Stored data entries:

/---

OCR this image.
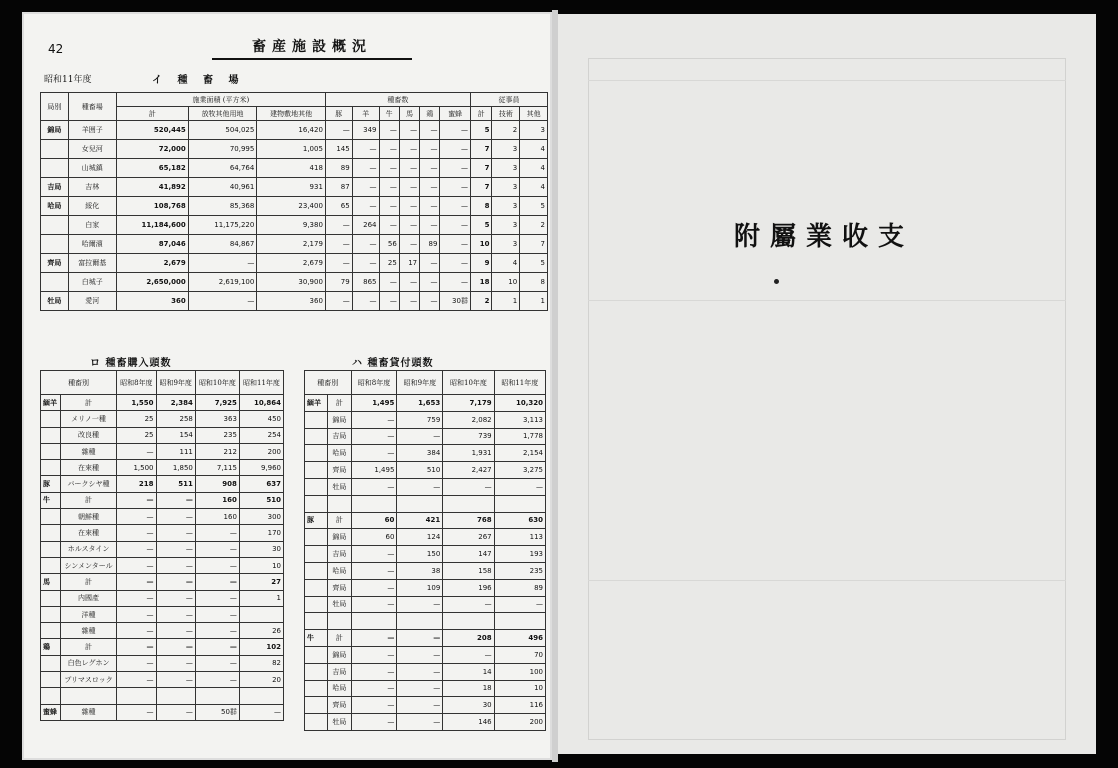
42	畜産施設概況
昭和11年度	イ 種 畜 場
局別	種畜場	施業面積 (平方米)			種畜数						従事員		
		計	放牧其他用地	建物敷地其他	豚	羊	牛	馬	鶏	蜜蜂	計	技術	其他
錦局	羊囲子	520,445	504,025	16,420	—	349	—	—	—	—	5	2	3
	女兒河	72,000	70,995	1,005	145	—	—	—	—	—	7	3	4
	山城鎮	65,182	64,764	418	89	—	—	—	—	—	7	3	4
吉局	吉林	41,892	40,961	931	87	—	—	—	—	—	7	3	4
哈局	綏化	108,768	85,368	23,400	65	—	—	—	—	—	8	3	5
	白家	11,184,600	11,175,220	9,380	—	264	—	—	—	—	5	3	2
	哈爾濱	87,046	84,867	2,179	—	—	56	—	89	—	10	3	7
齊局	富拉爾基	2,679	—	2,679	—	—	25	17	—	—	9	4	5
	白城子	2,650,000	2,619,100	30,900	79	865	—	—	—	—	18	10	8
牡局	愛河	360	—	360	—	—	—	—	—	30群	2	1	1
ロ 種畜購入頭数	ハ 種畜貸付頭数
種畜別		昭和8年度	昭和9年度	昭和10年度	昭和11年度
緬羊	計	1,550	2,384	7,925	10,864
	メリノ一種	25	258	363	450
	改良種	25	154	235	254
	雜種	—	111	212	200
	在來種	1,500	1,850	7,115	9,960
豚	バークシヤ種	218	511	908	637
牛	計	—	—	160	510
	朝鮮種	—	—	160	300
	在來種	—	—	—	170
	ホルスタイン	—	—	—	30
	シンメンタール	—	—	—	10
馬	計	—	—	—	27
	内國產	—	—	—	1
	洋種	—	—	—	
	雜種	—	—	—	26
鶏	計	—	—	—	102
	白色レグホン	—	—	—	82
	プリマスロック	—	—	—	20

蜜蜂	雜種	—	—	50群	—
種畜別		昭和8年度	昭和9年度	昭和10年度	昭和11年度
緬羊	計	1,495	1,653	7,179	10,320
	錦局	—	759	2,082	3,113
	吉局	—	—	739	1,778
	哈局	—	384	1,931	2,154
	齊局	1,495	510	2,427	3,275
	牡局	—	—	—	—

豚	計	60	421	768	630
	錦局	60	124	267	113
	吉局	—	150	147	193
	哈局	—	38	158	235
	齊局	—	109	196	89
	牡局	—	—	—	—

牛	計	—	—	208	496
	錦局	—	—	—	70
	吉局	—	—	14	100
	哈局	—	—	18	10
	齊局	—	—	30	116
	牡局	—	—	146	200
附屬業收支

\---

- _WRITTEN INSTRUCTION_: Omit the pictures. Transcribe every record exactly.

- _WRITTEN ANSWER_:
OCR this image.
42	畜産施設概況
昭和11年度	イ 種 畜 場
局別	種畜場	施業面積 (平方米)			種畜数						従事員		
		計	放牧其他用地	建物敷地其他	豚	羊	牛	馬	鶏	蜜蜂	計	技術	其他
錦局	羊囲子	520,445	504,025	16,420	—	349	—	—	—	—	5	2	3
	女兒河	72,000	70,995	1,005	145	—	—	—	—	—	7	3	4
	山城鎮	65,182	64,764	418	89	—	—	—	—	—	7	3	4
吉局	吉林	41,892	40,961	931	87	—	—	—	—	—	7	3	4
哈局	綏化	108,768	85,368	23,400	65	—	—	—	—	—	8	3	5
	白家	11,184,600	11,175,220	9,380	—	264	—	—	—	—	5	3	2
	哈爾濱	87,046	84,867	2,179	—	—	56	—	89	—	10	3	7
齊局	富拉爾基	2,679	—	2,679	—	—	25	17	—	—	9	4	5
	白城子	2,650,000	2,619,100	30,900	79	865	—	—	—	—	18	10	8
牡局	愛河	360	—	360	—	—	—	—	—	30群	2	1	1
ロ 種畜購入頭数	ハ 種畜貸付頭数
種畜別		昭和8年度	昭和9年度	昭和10年度	昭和11年度
緬羊	計	1,550	2,384	7,925	10,864
	メリノ一種	25	258	363	450
	改良種	25	154	235	254
	雜種	—	111	212	200
	在來種	1,500	1,850	7,115	9,960
豚	バークシヤ種	218	511	908	637
牛	計	—	—	160	510
	朝鮮種	—	—	160	300
	在來種	—	—	—	170
	ホルスタイン	—	—	—	30
	シンメンタール	—	—	—	10
馬	計	—	—	—	27
	内國產	—	—	—	1
	洋種	—	—	—	
	雜種	—	—	—	26
鶏	計	—	—	—	102
	白色レグホン	—	—	—	82
	プリマスロック	—	—	—	20

蜜蜂	雜種	—	—	50群	—
種畜別		昭和8年度	昭和9年度	昭和10年度	昭和11年度
緬羊	計	1,495	1,653	7,179	10,320
	錦局	—	759	2,082	3,113
	吉局	—	—	739	1,778
	哈局	—	384	1,931	2,154
	齊局	1,495	510	2,427	3,275
	牡局	—	—	—	—

豚	計	60	421	768	630
	錦局	60	124	267	113
	吉局	—	150	147	193
	哈局	—	38	158	235
	齊局	—	109	196	89
	牡局	—	—	—	—

牛	計	—	—	208	496
	錦局	—	—	—	70
	吉局	—	—	14	100
	哈局	—	—	18	10
	齊局	—	—	30	116
	牡局	—	—	146	200
附屬業收支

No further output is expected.